Exercise
Extract the full set of records that follows, word for word.

A run of records
════════════════

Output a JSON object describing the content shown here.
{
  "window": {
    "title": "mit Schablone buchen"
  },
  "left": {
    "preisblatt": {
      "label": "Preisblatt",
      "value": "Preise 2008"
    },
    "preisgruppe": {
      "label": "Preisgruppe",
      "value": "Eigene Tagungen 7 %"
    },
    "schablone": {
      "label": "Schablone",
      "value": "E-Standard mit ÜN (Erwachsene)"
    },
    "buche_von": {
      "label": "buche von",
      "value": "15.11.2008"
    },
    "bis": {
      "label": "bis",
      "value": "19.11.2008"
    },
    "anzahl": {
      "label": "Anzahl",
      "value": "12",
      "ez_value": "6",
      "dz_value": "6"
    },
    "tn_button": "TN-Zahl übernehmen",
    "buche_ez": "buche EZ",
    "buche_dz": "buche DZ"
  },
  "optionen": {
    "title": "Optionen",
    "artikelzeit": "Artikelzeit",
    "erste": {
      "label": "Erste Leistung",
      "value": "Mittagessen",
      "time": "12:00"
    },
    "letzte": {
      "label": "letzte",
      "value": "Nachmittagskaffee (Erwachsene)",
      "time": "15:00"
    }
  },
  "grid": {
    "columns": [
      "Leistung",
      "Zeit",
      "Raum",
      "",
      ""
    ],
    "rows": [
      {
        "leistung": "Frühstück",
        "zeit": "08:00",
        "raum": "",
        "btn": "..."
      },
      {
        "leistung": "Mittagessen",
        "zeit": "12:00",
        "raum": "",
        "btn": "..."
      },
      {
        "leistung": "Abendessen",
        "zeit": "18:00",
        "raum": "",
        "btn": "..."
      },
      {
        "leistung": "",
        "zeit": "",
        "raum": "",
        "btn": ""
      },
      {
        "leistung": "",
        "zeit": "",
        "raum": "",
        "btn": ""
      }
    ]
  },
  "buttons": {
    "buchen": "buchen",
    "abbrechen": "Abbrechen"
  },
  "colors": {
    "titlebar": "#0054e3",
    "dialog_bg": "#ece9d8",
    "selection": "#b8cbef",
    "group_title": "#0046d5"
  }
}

════════════════

Solution below
Output a JSON object describing the content shown here.
{
  "window": {
    "title": "mit Schablone buchen"
  },
  "left": {
    "preisblatt": {
      "label": "Preisblatt",
      "value": "Preise 2008"
    },
    "preisgruppe": {
      "label": "Preisgruppe",
      "value": "Eigene Tagungen 7 %"
    },
    "schablone": {
      "label": "Schablone",
      "value": "E-Standard mit ÜN (Erwachsene)"
    },
    "buche_von": {
      "label": "buche von",
      "value": "15.11.2008"
    },
    "bis": {
      "label": "bis",
      "value": "19.11.2008"
    },
    "anzahl": {
      "label": "Anzahl",
      "value": "12",
      "ez_value": "6",
      "dz_value": "6"
    },
    "tn_button": "TN-Zahl übernehmen",
    "buche_ez": "buche EZ",
    "buche_dz": "buche DZ"
  },
  "optionen": {
    "title": "Optionen",
    "artikelzeit": "Artikelzeit",
    "erste": {
      "label": "Erste Leistung",
      "value": "Mittagessen",
      "time": "12:00"
    },
    "letzte": {
      "label": "letzte",
      "value": "Nachmittagskaffee (Erwachsene)",
      "time": "15:00"
    }
  },
  "grid": {
    "columns": [
      "Leistung",
      "Zeit",
      "Raum",
      "",
      ""
    ],
    "rows": [
      {
        "leistung": "Frühstück",
        "zeit": "08:00",
        "raum": "",
        "btn": "..."
      },
      {
        "leistung": "Mittagessen",
        "zeit": "12:00",
        "raum": "",
        "btn": "..."
      },
      {
        "leistung": "Abendessen",
        "zeit": "18:00",
        "raum": "",
        "btn": "..."
      },
      {
        "leistung": "",
        "zeit": "",
        "raum": "",
        "btn": ""
      },
      {
        "leistung": "",
        "zeit": "",
        "raum": "",
        "btn": ""
      }
    ]
  },
  "buttons": {
    "buchen": "buchen",
    "abbrechen": "Abbrechen"
  },
  "colors": {
    "titlebar": "#0054e3",
    "dialog_bg": "#ece9d8",
    "selection": "#b8cbef",
    "group_title": "#0046d5"
  }
}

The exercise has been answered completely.